__WHAT NEEDS TO BE DONE__:
Reproduce the following material exactly, including every line.

(Items from a data source)
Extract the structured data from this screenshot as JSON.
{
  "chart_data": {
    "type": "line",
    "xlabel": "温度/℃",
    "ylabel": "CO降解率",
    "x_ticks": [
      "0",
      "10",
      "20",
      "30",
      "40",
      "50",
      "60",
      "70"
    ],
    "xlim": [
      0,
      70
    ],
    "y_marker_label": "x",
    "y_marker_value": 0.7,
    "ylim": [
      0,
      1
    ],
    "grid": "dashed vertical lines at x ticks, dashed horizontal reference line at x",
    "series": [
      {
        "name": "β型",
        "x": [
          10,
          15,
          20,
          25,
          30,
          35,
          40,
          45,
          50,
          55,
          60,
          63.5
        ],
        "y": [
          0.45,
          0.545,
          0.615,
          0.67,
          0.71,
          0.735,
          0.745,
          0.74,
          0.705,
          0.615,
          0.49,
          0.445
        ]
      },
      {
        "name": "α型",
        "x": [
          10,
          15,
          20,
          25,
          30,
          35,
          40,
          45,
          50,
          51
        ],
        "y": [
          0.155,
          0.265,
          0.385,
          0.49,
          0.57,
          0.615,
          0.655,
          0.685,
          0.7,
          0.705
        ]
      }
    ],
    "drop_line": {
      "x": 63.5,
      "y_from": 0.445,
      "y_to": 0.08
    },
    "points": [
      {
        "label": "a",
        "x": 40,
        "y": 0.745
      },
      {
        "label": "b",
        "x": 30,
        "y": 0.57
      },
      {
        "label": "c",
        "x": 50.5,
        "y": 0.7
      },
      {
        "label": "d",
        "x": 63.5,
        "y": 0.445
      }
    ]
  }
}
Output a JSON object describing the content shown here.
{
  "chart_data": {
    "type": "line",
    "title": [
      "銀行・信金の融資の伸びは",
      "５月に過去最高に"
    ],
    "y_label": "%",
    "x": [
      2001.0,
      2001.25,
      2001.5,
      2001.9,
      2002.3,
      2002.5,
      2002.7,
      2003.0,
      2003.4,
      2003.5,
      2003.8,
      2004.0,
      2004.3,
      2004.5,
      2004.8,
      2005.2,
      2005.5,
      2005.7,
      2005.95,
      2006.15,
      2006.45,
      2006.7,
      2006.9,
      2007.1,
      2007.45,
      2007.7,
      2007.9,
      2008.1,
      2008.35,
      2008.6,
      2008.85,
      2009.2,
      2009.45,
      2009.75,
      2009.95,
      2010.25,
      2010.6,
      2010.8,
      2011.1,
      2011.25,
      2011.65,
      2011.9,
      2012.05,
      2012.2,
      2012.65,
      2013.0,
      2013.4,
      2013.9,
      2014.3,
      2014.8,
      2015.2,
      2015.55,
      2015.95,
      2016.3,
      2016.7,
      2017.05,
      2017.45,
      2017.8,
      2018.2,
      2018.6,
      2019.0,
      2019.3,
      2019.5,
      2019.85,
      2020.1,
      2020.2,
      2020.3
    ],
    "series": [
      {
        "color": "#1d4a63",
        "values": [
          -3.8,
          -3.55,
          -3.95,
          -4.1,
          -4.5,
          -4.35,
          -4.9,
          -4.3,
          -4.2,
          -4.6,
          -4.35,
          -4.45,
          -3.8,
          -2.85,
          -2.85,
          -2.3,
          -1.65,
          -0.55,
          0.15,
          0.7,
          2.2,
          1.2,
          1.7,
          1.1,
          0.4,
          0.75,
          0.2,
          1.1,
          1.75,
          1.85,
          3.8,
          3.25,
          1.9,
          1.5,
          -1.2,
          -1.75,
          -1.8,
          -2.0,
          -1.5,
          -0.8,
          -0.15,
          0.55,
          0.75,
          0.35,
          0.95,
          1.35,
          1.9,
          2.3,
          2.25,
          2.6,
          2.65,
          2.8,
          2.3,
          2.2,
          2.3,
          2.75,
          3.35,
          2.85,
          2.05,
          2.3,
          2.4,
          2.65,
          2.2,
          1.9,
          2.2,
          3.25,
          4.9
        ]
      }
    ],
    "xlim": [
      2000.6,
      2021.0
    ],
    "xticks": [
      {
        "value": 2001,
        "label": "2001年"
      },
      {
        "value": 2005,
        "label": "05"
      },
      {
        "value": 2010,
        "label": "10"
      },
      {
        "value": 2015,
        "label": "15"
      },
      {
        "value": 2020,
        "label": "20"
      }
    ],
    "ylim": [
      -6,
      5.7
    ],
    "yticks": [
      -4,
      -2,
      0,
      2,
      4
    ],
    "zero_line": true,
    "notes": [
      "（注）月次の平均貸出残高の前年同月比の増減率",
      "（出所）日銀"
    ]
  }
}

__TASK ANSWER__:
Extract the structured data from this screenshot as JSON.
{
  "chart_data": {
    "type": "line",
    "xlabel": "温度/℃",
    "ylabel": "CO降解率",
    "x_ticks": [
      "0",
      "10",
      "20",
      "30",
      "40",
      "50",
      "60",
      "70"
    ],
    "xlim": [
      0,
      70
    ],
    "y_marker_label": "x",
    "y_marker_value": 0.7,
    "ylim": [
      0,
      1
    ],
    "grid": "dashed vertical lines at x ticks, dashed horizontal reference line at x",
    "series": [
      {
        "name": "β型",
        "x": [
          10,
          15,
          20,
          25,
          30,
          35,
          40,
          45,
          50,
          55,
          60,
          63.5
        ],
        "y": [
          0.45,
          0.545,
          0.615,
          0.67,
          0.71,
          0.735,
          0.745,
          0.74,
          0.705,
          0.615,
          0.49,
          0.445
        ]
      },
      {
        "name": "α型",
        "x": [
          10,
          15,
          20,
          25,
          30,
          35,
          40,
          45,
          50,
          51
        ],
        "y": [
          0.155,
          0.265,
          0.385,
          0.49,
          0.57,
          0.615,
          0.655,
          0.685,
          0.7,
          0.705
        ]
      }
    ],
    "drop_line": {
      "x": 63.5,
      "y_from": 0.445,
      "y_to": 0.08
    },
    "points": [
      {
        "label": "a",
        "x": 40,
        "y": 0.745
      },
      {
        "label": "b",
        "x": 30,
        "y": 0.57
      },
      {
        "label": "c",
        "x": 50.5,
        "y": 0.7
      },
      {
        "label": "d",
        "x": 63.5,
        "y": 0.445
      }
    ]
  }
}
Output a JSON object describing the content shown here.
{
  "chart_data": {
    "type": "line",
    "title": [
      "銀行・信金の融資の伸びは",
      "５月に過去最高に"
    ],
    "y_label": "%",
    "x": [
      2001.0,
      2001.25,
      2001.5,
      2001.9,
      2002.3,
      2002.5,
      2002.7,
      2003.0,
      2003.4,
      2003.5,
      2003.8,
      2004.0,
      2004.3,
      2004.5,
      2004.8,
      2005.2,
      2005.5,
      2005.7,
      2005.95,
      2006.15,
      2006.45,
      2006.7,
      2006.9,
      2007.1,
      2007.45,
      2007.7,
      2007.9,
      2008.1,
      2008.35,
      2008.6,
      2008.85,
      2009.2,
      2009.45,
      2009.75,
      2009.95,
      2010.25,
      2010.6,
      2010.8,
      2011.1,
      2011.25,
      2011.65,
      2011.9,
      2012.05,
      2012.2,
      2012.65,
      2013.0,
      2013.4,
      2013.9,
      2014.3,
      2014.8,
      2015.2,
      2015.55,
      2015.95,
      2016.3,
      2016.7,
      2017.05,
      2017.45,
      2017.8,
      2018.2,
      2018.6,
      2019.0,
      2019.3,
      2019.5,
      2019.85,
      2020.1,
      2020.2,
      2020.3
    ],
    "series": [
      {
        "color": "#1d4a63",
        "values": [
          -3.8,
          -3.55,
          -3.95,
          -4.1,
          -4.5,
          -4.35,
          -4.9,
          -4.3,
          -4.2,
          -4.6,
          -4.35,
          -4.45,
          -3.8,
          -2.85,
          -2.85,
          -2.3,
          -1.65,
          -0.55,
          0.15,
          0.7,
          2.2,
          1.2,
          1.7,
          1.1,
          0.4,
          0.75,
          0.2,
          1.1,
          1.75,
          1.85,
          3.8,
          3.25,
          1.9,
          1.5,
          -1.2,
          -1.75,
          -1.8,
          -2.0,
          -1.5,
          -0.8,
          -0.15,
          0.55,
          0.75,
          0.35,
          0.95,
          1.35,
          1.9,
          2.3,
          2.25,
          2.6,
          2.65,
          2.8,
          2.3,
          2.2,
          2.3,
          2.75,
          3.35,
          2.85,
          2.05,
          2.3,
          2.4,
          2.65,
          2.2,
          1.9,
          2.2,
          3.25,
          4.9
        ]
      }
    ],
    "xlim": [
      2000.6,
      2021.0
    ],
    "xticks": [
      {
        "value": 2001,
        "label": "2001年"
      },
      {
        "value": 2005,
        "label": "05"
      },
      {
        "value": 2010,
        "label": "10"
      },
      {
        "value": 2015,
        "label": "15"
      },
      {
        "value": 2020,
        "label": "20"
      }
    ],
    "ylim": [
      -6,
      5.7
    ],
    "yticks": [
      -4,
      -2,
      0,
      2,
      4
    ],
    "zero_line": true,
    "notes": [
      "（注）月次の平均貸出残高の前年同月比の増減率",
      "（出所）日銀"
    ]
  }
}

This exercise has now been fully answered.